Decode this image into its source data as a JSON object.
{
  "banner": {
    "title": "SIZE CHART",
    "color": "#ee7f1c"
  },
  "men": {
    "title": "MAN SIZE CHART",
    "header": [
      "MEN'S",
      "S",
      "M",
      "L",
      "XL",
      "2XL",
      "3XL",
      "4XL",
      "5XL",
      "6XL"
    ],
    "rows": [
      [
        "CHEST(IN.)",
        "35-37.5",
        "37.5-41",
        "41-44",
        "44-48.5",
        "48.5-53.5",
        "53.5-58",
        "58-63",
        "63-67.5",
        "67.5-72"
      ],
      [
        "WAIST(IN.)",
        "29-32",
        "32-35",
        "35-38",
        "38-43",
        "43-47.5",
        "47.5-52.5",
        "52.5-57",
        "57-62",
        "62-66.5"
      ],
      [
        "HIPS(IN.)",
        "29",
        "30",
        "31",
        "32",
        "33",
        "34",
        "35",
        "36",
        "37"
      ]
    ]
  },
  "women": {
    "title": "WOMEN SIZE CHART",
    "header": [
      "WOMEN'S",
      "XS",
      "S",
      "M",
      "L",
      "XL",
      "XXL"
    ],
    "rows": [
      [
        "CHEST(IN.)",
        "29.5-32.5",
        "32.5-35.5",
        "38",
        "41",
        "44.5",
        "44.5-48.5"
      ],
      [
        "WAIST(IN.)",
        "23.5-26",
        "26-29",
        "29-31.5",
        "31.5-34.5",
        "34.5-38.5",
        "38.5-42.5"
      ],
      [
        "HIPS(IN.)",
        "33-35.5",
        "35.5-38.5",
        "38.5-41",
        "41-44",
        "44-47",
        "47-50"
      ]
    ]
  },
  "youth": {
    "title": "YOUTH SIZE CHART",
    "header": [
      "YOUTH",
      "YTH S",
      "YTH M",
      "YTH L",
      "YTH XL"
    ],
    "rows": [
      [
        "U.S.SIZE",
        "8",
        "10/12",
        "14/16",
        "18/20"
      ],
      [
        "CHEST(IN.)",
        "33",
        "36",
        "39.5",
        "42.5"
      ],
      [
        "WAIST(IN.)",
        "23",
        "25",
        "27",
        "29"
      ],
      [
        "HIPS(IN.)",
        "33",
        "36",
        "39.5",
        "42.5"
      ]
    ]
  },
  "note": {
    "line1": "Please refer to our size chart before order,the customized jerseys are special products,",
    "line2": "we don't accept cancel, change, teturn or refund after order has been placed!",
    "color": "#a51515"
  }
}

################

Each entry above needs to be retyped exactly.

_Problem solution_:
Decode this image into its source data as a JSON object.
{
  "banner": {
    "title": "SIZE CHART",
    "color": "#ee7f1c"
  },
  "men": {
    "title": "MAN SIZE CHART",
    "header": [
      "MEN'S",
      "S",
      "M",
      "L",
      "XL",
      "2XL",
      "3XL",
      "4XL",
      "5XL",
      "6XL"
    ],
    "rows": [
      [
        "CHEST(IN.)",
        "35-37.5",
        "37.5-41",
        "41-44",
        "44-48.5",
        "48.5-53.5",
        "53.5-58",
        "58-63",
        "63-67.5",
        "67.5-72"
      ],
      [
        "WAIST(IN.)",
        "29-32",
        "32-35",
        "35-38",
        "38-43",
        "43-47.5",
        "47.5-52.5",
        "52.5-57",
        "57-62",
        "62-66.5"
      ],
      [
        "HIPS(IN.)",
        "29",
        "30",
        "31",
        "32",
        "33",
        "34",
        "35",
        "36",
        "37"
      ]
    ]
  },
  "women": {
    "title": "WOMEN SIZE CHART",
    "header": [
      "WOMEN'S",
      "XS",
      "S",
      "M",
      "L",
      "XL",
      "XXL"
    ],
    "rows": [
      [
        "CHEST(IN.)",
        "29.5-32.5",
        "32.5-35.5",
        "38",
        "41",
        "44.5",
        "44.5-48.5"
      ],
      [
        "WAIST(IN.)",
        "23.5-26",
        "26-29",
        "29-31.5",
        "31.5-34.5",
        "34.5-38.5",
        "38.5-42.5"
      ],
      [
        "HIPS(IN.)",
        "33-35.5",
        "35.5-38.5",
        "38.5-41",
        "41-44",
        "44-47",
        "47-50"
      ]
    ]
  },
  "youth": {
    "title": "YOUTH SIZE CHART",
    "header": [
      "YOUTH",
      "YTH S",
      "YTH M",
      "YTH L",
      "YTH XL"
    ],
    "rows": [
      [
        "U.S.SIZE",
        "8",
        "10/12",
        "14/16",
        "18/20"
      ],
      [
        "CHEST(IN.)",
        "33",
        "36",
        "39.5",
        "42.5"
      ],
      [
        "WAIST(IN.)",
        "23",
        "25",
        "27",
        "29"
      ],
      [
        "HIPS(IN.)",
        "33",
        "36",
        "39.5",
        "42.5"
      ]
    ]
  },
  "note": {
    "line1": "Please refer to our size chart before order,the customized jerseys are special products,",
    "line2": "we don't accept cancel, change, teturn or refund after order has been placed!",
    "color": "#a51515"
  }
}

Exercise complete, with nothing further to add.